» **Saved entries**

------------------------------------------------

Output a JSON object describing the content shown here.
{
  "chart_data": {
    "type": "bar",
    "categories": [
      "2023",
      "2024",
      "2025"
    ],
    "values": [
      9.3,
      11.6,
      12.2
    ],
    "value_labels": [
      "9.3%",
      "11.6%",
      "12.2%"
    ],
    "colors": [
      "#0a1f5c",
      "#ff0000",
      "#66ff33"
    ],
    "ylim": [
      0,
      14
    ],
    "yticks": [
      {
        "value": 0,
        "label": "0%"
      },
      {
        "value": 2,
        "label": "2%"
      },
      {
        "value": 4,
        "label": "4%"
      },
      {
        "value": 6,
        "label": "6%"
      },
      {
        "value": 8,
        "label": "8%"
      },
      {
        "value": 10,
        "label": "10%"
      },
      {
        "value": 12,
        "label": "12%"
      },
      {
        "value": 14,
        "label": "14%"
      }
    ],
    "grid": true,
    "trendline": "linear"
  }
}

------------------------------------------------

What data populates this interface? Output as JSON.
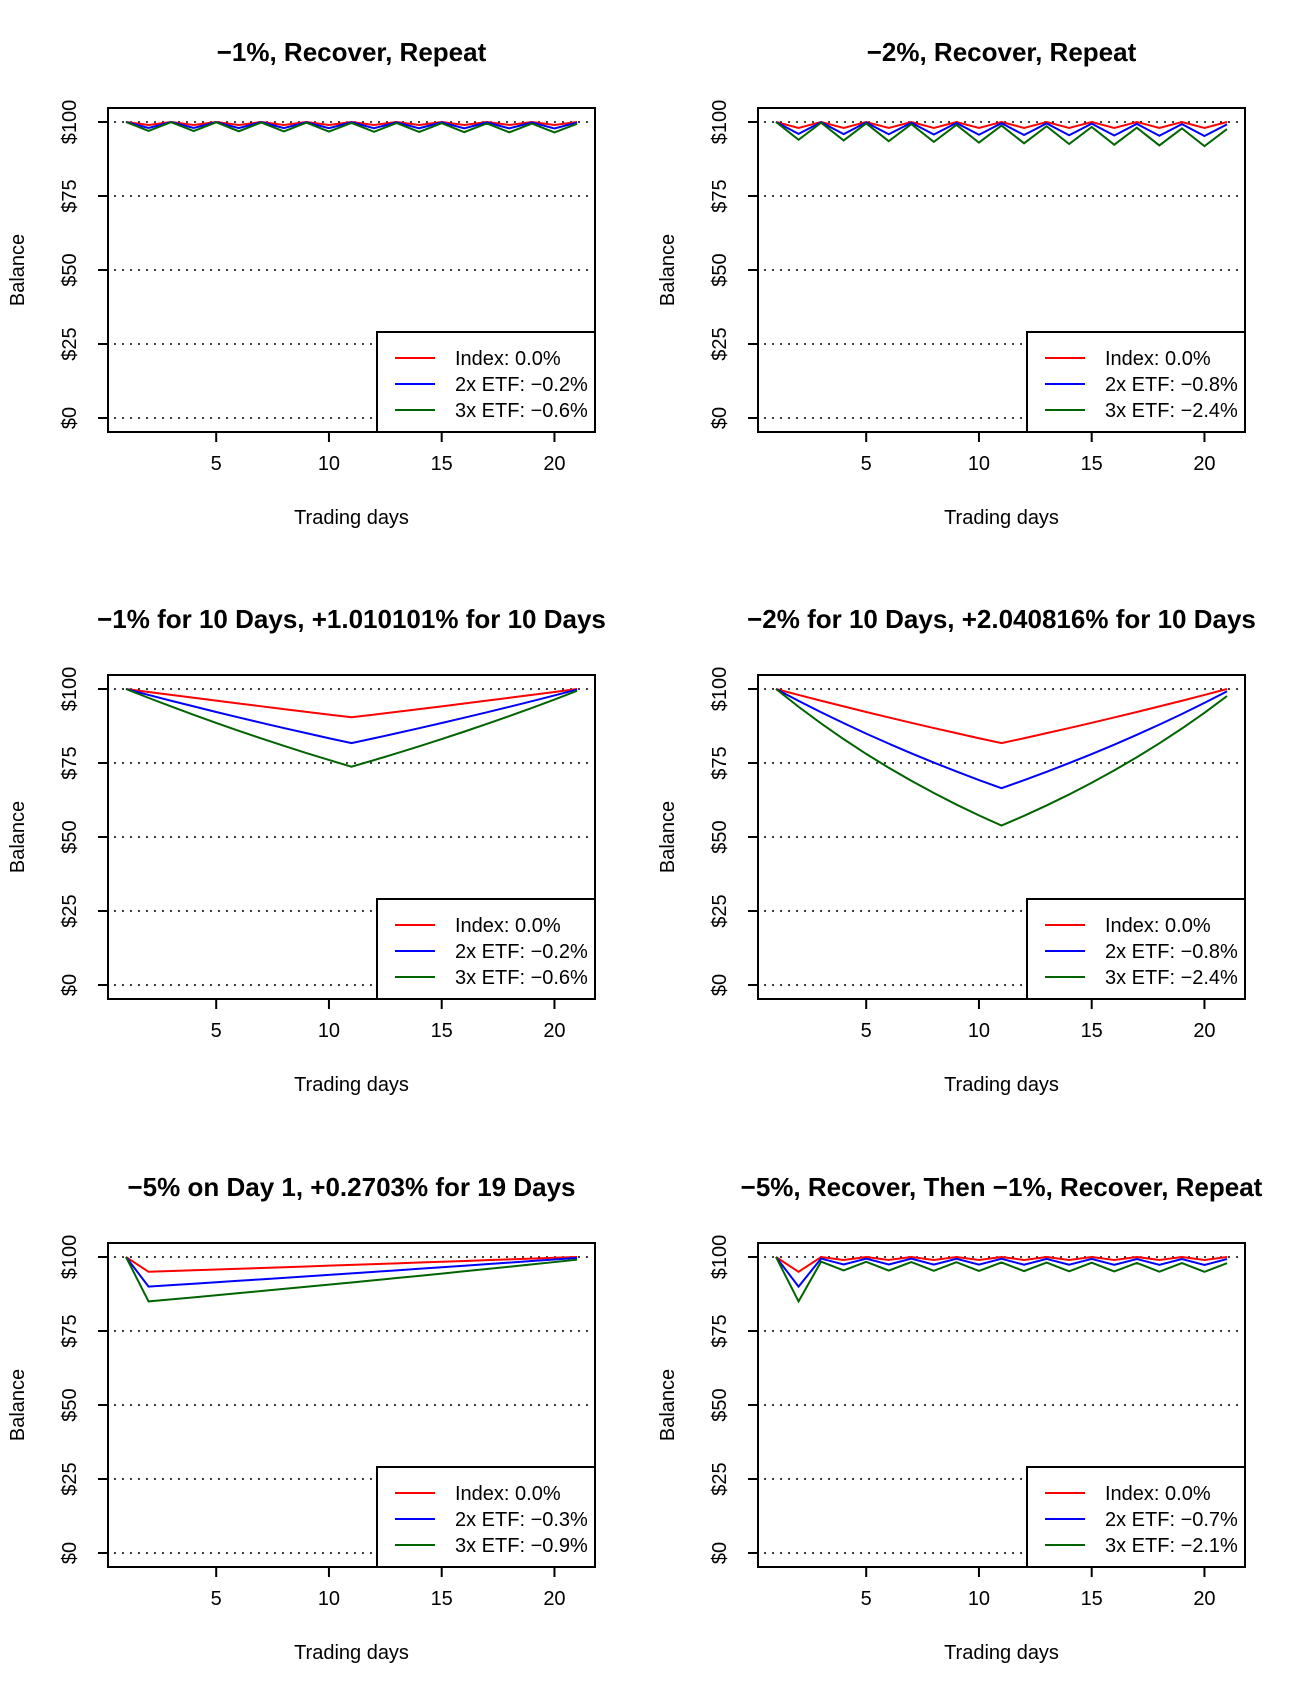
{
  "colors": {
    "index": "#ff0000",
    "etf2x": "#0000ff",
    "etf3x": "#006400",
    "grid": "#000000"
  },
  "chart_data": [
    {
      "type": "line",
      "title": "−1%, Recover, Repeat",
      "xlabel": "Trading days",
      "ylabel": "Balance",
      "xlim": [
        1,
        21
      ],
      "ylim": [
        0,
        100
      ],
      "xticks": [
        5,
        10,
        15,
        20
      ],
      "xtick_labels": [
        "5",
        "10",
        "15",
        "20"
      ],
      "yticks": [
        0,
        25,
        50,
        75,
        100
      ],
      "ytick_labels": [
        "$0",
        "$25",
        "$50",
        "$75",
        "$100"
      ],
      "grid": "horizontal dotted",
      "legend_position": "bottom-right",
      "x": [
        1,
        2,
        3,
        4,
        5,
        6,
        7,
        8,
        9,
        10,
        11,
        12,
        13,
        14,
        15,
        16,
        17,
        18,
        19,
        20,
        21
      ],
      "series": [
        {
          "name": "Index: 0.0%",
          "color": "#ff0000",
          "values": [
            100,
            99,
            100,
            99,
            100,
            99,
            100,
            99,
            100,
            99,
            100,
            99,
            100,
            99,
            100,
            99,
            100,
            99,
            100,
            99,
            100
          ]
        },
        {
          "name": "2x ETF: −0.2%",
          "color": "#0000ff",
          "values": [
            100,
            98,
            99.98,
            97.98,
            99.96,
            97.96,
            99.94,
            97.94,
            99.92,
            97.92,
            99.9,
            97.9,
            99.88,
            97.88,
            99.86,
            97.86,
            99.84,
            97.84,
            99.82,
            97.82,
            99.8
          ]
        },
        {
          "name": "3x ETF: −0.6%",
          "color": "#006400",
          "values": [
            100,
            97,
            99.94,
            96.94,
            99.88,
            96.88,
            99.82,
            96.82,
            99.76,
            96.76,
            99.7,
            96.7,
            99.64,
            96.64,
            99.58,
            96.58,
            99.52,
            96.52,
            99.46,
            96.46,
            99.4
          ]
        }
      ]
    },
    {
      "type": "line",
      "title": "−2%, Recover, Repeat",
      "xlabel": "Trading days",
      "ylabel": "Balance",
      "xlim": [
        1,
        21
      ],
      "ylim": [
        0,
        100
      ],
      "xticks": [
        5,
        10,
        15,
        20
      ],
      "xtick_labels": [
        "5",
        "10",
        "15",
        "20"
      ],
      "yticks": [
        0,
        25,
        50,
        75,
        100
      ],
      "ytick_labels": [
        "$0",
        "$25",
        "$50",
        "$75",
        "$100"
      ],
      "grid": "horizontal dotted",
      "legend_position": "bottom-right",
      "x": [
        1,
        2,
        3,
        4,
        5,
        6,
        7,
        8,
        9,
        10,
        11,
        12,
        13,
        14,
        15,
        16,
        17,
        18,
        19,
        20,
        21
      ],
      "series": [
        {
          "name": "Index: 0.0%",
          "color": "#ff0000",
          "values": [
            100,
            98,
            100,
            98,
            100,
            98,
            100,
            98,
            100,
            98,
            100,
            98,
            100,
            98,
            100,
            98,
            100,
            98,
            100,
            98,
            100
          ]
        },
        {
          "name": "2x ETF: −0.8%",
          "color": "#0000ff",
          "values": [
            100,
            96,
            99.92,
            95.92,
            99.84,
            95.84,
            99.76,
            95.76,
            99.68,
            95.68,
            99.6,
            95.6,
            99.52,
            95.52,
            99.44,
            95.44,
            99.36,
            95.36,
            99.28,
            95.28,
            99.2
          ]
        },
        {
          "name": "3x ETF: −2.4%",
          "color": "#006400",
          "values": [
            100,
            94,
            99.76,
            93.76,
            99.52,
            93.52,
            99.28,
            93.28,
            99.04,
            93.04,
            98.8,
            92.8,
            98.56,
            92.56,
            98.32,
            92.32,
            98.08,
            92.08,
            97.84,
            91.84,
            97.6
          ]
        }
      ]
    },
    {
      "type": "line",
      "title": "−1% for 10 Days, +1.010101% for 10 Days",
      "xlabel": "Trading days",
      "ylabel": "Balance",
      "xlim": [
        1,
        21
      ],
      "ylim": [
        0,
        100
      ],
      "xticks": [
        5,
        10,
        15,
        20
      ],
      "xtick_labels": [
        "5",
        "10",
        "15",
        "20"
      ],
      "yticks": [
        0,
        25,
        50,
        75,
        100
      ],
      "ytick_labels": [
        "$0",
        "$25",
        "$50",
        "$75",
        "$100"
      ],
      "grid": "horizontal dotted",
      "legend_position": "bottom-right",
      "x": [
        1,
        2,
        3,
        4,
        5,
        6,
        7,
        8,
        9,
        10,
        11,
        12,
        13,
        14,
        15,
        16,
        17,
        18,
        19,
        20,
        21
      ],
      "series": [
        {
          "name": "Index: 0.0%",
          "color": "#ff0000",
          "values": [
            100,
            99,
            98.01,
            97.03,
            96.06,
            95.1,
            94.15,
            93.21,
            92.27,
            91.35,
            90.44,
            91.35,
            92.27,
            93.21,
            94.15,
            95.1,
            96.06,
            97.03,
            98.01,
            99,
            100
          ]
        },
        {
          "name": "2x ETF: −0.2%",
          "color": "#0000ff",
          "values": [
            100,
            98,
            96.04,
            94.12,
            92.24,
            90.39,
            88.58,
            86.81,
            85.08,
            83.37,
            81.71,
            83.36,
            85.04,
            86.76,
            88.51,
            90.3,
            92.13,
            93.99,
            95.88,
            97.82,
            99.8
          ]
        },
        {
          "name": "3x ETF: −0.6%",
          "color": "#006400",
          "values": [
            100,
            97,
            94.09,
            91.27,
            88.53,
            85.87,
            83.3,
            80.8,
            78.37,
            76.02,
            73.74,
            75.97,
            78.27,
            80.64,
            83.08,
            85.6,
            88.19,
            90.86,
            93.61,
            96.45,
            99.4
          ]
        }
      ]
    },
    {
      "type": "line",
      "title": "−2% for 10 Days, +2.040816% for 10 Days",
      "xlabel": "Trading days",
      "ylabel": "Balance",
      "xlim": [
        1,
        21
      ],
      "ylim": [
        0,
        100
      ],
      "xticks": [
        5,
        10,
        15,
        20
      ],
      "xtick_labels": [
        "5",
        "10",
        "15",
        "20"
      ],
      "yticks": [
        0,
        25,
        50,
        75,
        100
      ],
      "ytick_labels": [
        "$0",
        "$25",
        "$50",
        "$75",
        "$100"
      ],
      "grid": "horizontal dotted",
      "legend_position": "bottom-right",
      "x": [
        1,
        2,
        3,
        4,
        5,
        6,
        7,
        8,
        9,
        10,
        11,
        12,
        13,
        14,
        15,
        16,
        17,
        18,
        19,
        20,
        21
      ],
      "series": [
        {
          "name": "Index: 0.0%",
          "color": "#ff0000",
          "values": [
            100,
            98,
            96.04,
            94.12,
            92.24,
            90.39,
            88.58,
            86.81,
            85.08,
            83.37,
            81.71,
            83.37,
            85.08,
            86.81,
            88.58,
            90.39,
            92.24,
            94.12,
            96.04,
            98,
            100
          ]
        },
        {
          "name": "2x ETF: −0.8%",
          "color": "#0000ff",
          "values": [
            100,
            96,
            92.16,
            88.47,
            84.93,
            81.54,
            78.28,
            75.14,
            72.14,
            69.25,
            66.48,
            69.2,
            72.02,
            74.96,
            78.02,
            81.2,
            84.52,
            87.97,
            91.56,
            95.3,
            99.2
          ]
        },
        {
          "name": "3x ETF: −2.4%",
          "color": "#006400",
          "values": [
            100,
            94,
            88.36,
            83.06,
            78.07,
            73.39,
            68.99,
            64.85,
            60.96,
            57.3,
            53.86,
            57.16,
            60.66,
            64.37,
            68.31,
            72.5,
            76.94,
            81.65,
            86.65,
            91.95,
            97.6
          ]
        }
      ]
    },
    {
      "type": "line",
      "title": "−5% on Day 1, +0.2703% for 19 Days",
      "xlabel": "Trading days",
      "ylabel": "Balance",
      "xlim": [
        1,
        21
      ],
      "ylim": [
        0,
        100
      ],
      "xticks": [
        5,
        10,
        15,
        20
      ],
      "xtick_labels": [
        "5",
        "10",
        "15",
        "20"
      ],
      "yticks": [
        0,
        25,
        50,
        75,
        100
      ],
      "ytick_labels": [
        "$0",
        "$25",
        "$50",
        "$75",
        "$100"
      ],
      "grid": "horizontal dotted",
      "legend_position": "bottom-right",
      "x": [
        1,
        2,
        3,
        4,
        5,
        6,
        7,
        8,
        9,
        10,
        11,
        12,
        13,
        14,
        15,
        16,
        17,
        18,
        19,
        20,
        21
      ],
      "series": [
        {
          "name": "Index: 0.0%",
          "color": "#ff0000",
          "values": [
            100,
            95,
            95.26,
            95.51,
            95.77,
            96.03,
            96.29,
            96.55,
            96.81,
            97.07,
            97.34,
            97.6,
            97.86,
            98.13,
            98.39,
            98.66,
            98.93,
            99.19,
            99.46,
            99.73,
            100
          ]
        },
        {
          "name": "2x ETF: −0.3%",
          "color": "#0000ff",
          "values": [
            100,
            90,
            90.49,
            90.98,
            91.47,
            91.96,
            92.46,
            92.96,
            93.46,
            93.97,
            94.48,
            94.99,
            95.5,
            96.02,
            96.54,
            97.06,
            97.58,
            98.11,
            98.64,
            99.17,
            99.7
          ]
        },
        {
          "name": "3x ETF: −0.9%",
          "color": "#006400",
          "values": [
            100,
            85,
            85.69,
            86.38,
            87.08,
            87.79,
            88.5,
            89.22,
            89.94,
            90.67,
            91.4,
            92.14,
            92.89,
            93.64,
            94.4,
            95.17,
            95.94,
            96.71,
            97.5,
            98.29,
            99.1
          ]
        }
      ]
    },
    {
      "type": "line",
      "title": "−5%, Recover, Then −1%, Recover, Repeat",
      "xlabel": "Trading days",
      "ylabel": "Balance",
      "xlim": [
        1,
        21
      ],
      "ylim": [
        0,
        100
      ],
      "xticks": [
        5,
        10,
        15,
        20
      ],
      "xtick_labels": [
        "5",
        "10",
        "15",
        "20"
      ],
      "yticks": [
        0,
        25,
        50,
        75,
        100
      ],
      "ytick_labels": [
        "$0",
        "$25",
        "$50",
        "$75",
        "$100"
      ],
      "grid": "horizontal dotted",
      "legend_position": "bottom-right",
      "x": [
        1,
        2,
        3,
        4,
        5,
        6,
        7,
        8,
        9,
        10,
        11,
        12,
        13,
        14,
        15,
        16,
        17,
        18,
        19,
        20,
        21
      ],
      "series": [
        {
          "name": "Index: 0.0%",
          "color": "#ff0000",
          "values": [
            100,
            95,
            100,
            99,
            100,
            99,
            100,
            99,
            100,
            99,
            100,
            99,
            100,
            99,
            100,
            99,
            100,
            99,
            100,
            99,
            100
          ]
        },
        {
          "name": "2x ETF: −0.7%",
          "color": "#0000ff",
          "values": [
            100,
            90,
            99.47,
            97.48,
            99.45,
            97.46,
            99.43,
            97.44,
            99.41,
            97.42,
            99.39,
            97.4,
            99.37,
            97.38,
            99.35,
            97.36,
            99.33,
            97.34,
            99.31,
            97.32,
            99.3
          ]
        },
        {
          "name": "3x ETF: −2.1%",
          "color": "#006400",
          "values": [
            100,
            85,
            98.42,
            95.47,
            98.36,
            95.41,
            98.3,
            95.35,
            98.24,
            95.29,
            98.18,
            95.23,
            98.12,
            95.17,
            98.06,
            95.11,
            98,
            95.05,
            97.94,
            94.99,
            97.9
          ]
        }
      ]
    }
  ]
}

------------------------------------------------

» **PROBLEM DETAILS**
List every line in the records above that contains the word "Recover".

» **PROBLEM SOLUTION**
      "title": "−1%, Recover, Repeat",
      "title": "−2%, Recover, Repeat",
      "title": "−5%, Recover, Then −1%, Recover, Repeat",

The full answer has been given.